** Start of Input rows **

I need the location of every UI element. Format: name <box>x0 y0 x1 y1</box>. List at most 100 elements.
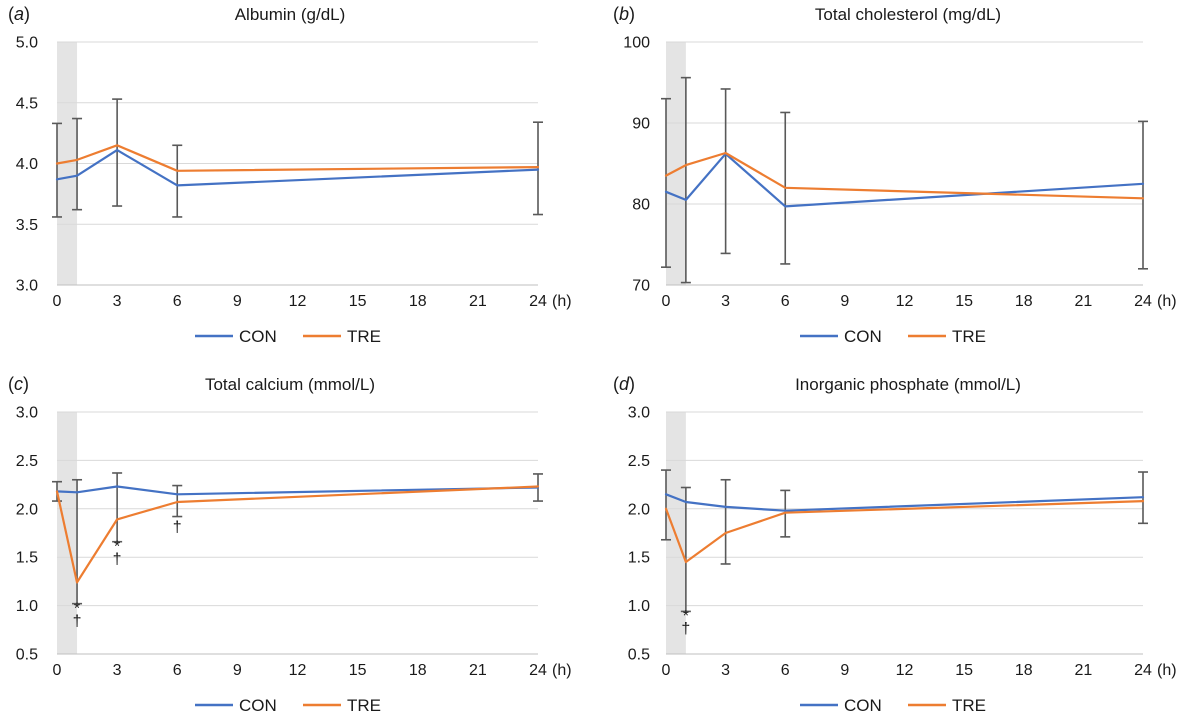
y-tick-label: 4.0 <box>16 156 38 173</box>
significance-mark: * <box>683 608 689 625</box>
x-tick-label: 18 <box>409 293 427 310</box>
significance-mark: † <box>73 613 82 630</box>
error-bar <box>172 144 183 218</box>
x-tick-label: 21 <box>1074 293 1092 310</box>
x-tick-label: 9 <box>233 293 242 310</box>
error-bar <box>112 98 123 207</box>
panel-letter: (c) <box>8 374 29 394</box>
x-tick-label: 15 <box>955 293 973 310</box>
x-tick-label: 18 <box>1015 662 1033 679</box>
legend-label: CON <box>239 327 277 346</box>
panel-letter-text: d <box>619 374 630 394</box>
significance-mark: * <box>74 600 80 617</box>
y-tick-label: 1.5 <box>16 550 38 567</box>
series-line-tre <box>55 485 540 584</box>
y-tick-label: 80 <box>632 197 650 214</box>
y-tick-label: 4.5 <box>16 95 38 112</box>
significance-mark: † <box>113 551 122 568</box>
error-bar <box>661 469 671 541</box>
x-tick-label: 18 <box>1015 293 1033 310</box>
y-tick-label: 100 <box>623 35 650 52</box>
series-line-con <box>55 485 540 496</box>
significance-mark: † <box>681 621 690 638</box>
x-unit-label: (h) <box>1157 293 1177 310</box>
error-bar <box>533 121 543 216</box>
x-tick-label: 15 <box>955 662 973 679</box>
x-tick-label: 0 <box>53 662 62 679</box>
x-tick-label: 0 <box>662 293 671 310</box>
y-tick-label: 3.0 <box>16 405 38 422</box>
panel-letter-text: b <box>619 4 629 24</box>
y-tick-label: 0.5 <box>628 647 650 664</box>
x-tick-label: 12 <box>896 293 914 310</box>
x-tick-label: 15 <box>349 662 367 679</box>
y-tick-label: 2.0 <box>16 501 38 518</box>
x-tick-label: 21 <box>469 293 487 310</box>
error-bar <box>680 486 691 613</box>
x-tick-label: 9 <box>233 662 242 679</box>
x-tick-label: 6 <box>781 662 790 679</box>
chart-title: Albumin (g/dL) <box>235 5 346 24</box>
y-tick-label: 2.5 <box>628 453 650 470</box>
x-tick-label: 6 <box>173 662 182 679</box>
error-bar <box>720 88 731 255</box>
panel-letter: (b) <box>613 4 635 24</box>
y-tick-label: 1.0 <box>16 598 38 615</box>
series-line-tre <box>664 151 1145 200</box>
x-tick-label: 21 <box>469 662 487 679</box>
chart-title: Total calcium (mmol/L) <box>205 375 375 394</box>
significance-mark: * <box>114 538 120 555</box>
error-bar <box>112 472 123 543</box>
y-tick-label: 2.5 <box>16 453 38 470</box>
x-tick-label: 24 <box>1134 662 1152 679</box>
x-unit-label: (h) <box>552 662 572 679</box>
x-tick-label: 18 <box>409 662 427 679</box>
y-tick-label: 70 <box>632 278 650 295</box>
error-bar <box>680 76 691 284</box>
series-line-con <box>55 149 540 187</box>
x-tick-label: 3 <box>721 662 730 679</box>
series-line-con <box>664 152 1145 208</box>
x-tick-label: 0 <box>53 293 62 310</box>
panel-letter-text: a <box>14 4 24 24</box>
shaded-band <box>666 42 686 285</box>
series-line-tre <box>55 144 540 172</box>
x-tick-label: 24 <box>1134 293 1152 310</box>
x-tick-label: 12 <box>289 662 307 679</box>
x-tick-label: 24 <box>529 662 547 679</box>
y-tick-label: 90 <box>632 116 650 133</box>
y-tick-label: 5.0 <box>16 35 38 52</box>
legend: CON TRE <box>195 696 381 715</box>
series-line-con <box>664 493 1145 512</box>
y-tick-label: 0.5 <box>16 647 38 664</box>
panel-letter: (a) <box>8 4 30 24</box>
error-bar <box>661 97 671 268</box>
panel-letter: (d) <box>613 374 635 394</box>
x-unit-label: (h) <box>552 293 572 310</box>
significance-mark: † <box>173 519 182 536</box>
x-tick-label: 0 <box>662 662 671 679</box>
y-tick-label: 1.0 <box>628 598 650 615</box>
y-tick-label: 2.0 <box>628 501 650 518</box>
chart-title: Total cholesterol (mg/dL) <box>815 5 1001 24</box>
y-tick-label: 3.5 <box>16 217 38 234</box>
x-tick-label: 12 <box>896 662 914 679</box>
x-unit-label: (h) <box>1157 662 1177 679</box>
series-line-tre <box>664 500 1145 564</box>
x-tick-label: 3 <box>113 293 122 310</box>
error-bar <box>1138 120 1148 270</box>
legend-label: TRE <box>952 327 986 346</box>
x-tick-label: 15 <box>349 293 367 310</box>
chart-panel-b: 70 80 90 100 0 3 6 9 12 15 18 21 24 (h) (b) Total chole… <box>613 4 1177 346</box>
x-tick-label: 6 <box>781 293 790 310</box>
x-tick-label: 9 <box>840 662 849 679</box>
legend-label: CON <box>844 696 882 715</box>
legend-label: TRE <box>347 327 381 346</box>
legend-label: CON <box>844 327 882 346</box>
chart-panel-a: 3.0 3.5 4.0 4.5 5.0 0 3 6 9 12 15 18 21 24 (h) (a) Album… <box>8 4 572 346</box>
x-tick-label: 3 <box>721 293 730 310</box>
legend: CON TRE <box>800 327 986 346</box>
y-tick-label: 3.0 <box>628 405 650 422</box>
x-tick-label: 6 <box>173 293 182 310</box>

** End of Input rows **

Problem to work on
Rewrite the data above, replacing each occurrence of "error-bar" with "error-range" and leaving everything else unchanged. Omit the pictures from your answer.

Answer
I need the location of every UI element. Format: name <box>x0 y0 x1 y1</box>. List at most 100 elements.
y-tick-label: 4.0 <box>16 156 38 173</box>
significance-mark: * <box>683 608 689 625</box>
x-tick-label: 18 <box>409 293 427 310</box>
significance-mark: † <box>73 613 82 630</box>
error-range <box>172 144 183 218</box>
x-tick-label: 21 <box>1074 293 1092 310</box>
x-tick-label: 9 <box>233 293 242 310</box>
error-range <box>112 98 123 207</box>
panel-letter: (c) <box>8 374 29 394</box>
x-tick-label: 15 <box>955 293 973 310</box>
x-tick-label: 18 <box>1015 662 1033 679</box>
legend-label: CON <box>239 327 277 346</box>
panel-letter-text: d <box>619 374 630 394</box>
significance-mark: * <box>74 600 80 617</box>
y-tick-label: 1.5 <box>16 550 38 567</box>
series-line-tre <box>55 485 540 584</box>
y-tick-label: 80 <box>632 197 650 214</box>
y-tick-label: 4.5 <box>16 95 38 112</box>
significance-mark: † <box>113 551 122 568</box>
error-range <box>661 469 671 541</box>
x-tick-label: 18 <box>1015 293 1033 310</box>
y-tick-label: 100 <box>623 35 650 52</box>
series-line-con <box>55 485 540 496</box>
significance-mark: † <box>681 621 690 638</box>
x-unit-label: (h) <box>1157 293 1177 310</box>
error-range <box>533 121 543 216</box>
x-tick-label: 15 <box>955 662 973 679</box>
x-tick-label: 0 <box>53 662 62 679</box>
x-tick-label: 0 <box>662 293 671 310</box>
y-tick-label: 3.0 <box>16 405 38 422</box>
panel-letter-text: b <box>619 4 629 24</box>
y-tick-label: 0.5 <box>628 647 650 664</box>
x-tick-label: 12 <box>896 293 914 310</box>
x-tick-label: 15 <box>349 662 367 679</box>
y-tick-label: 2.0 <box>16 501 38 518</box>
x-tick-label: 21 <box>469 293 487 310</box>
error-range <box>680 486 691 613</box>
x-tick-label: 9 <box>233 662 242 679</box>
x-tick-label: 6 <box>781 662 790 679</box>
chart-title: Albumin (g/dL) <box>235 5 346 24</box>
y-tick-label: 2.5 <box>628 453 650 470</box>
x-tick-label: 6 <box>173 662 182 679</box>
error-range <box>720 88 731 255</box>
panel-letter: (b) <box>613 4 635 24</box>
y-tick-label: 1.0 <box>16 598 38 615</box>
series-line-tre <box>664 151 1145 200</box>
x-tick-label: 21 <box>469 662 487 679</box>
chart-title: Total calcium (mmol/L) <box>205 375 375 394</box>
significance-mark: * <box>114 538 120 555</box>
error-range <box>112 472 123 543</box>
y-tick-label: 2.5 <box>16 453 38 470</box>
x-tick-label: 24 <box>1134 662 1152 679</box>
x-unit-label: (h) <box>552 662 572 679</box>
x-tick-label: 18 <box>409 662 427 679</box>
y-tick-label: 70 <box>632 278 650 295</box>
error-range <box>680 76 691 284</box>
series-line-con <box>55 149 540 187</box>
x-tick-label: 3 <box>721 662 730 679</box>
series-line-con <box>664 152 1145 208</box>
x-tick-label: 0 <box>53 293 62 310</box>
panel-letter-text: a <box>14 4 24 24</box>
shaded-band <box>666 42 686 285</box>
series-line-tre <box>55 144 540 172</box>
x-tick-label: 24 <box>1134 293 1152 310</box>
x-tick-label: 12 <box>289 662 307 679</box>
x-tick-label: 24 <box>529 662 547 679</box>
y-tick-label: 90 <box>632 116 650 133</box>
y-tick-label: 5.0 <box>16 35 38 52</box>
legend: CON TRE <box>195 696 381 715</box>
series-line-con <box>664 493 1145 512</box>
y-tick-label: 0.5 <box>16 647 38 664</box>
panel-letter: (a) <box>8 4 30 24</box>
error-range <box>661 97 671 268</box>
panel-letter: (d) <box>613 374 635 394</box>
x-unit-label: (h) <box>552 293 572 310</box>
significance-mark: † <box>173 519 182 536</box>
x-tick-label: 0 <box>662 662 671 679</box>
y-tick-label: 1.0 <box>628 598 650 615</box>
y-tick-label: 2.0 <box>628 501 650 518</box>
chart-title: Total cholesterol (mg/dL) <box>815 5 1001 24</box>
y-tick-label: 3.5 <box>16 217 38 234</box>
x-tick-label: 12 <box>896 662 914 679</box>
x-unit-label: (h) <box>1157 662 1177 679</box>
series-line-tre <box>664 500 1145 564</box>
x-tick-label: 3 <box>113 293 122 310</box>
error-range <box>1138 120 1148 270</box>
legend-label: TRE <box>952 327 986 346</box>
x-tick-label: 15 <box>349 293 367 310</box>
chart-panel-b: 70 80 90 100 0 3 6 9 12 15 18 21 24 (h) (b) Total chole… <box>613 4 1177 346</box>
x-tick-label: 6 <box>781 293 790 310</box>
x-tick-label: 9 <box>840 662 849 679</box>
legend-label: CON <box>844 696 882 715</box>
legend-label: TRE <box>347 327 381 346</box>
legend-label: CON <box>844 327 882 346</box>
chart-panel-a: 3.0 3.5 4.0 4.5 5.0 0 3 6 9 12 15 18 21 24 (h) (a) Album… <box>8 4 572 346</box>
x-tick-label: 3 <box>721 293 730 310</box>
legend: CON TRE <box>800 327 986 346</box>
y-tick-label: 3.0 <box>628 405 650 422</box>
x-tick-label: 6 <box>173 293 182 310</box>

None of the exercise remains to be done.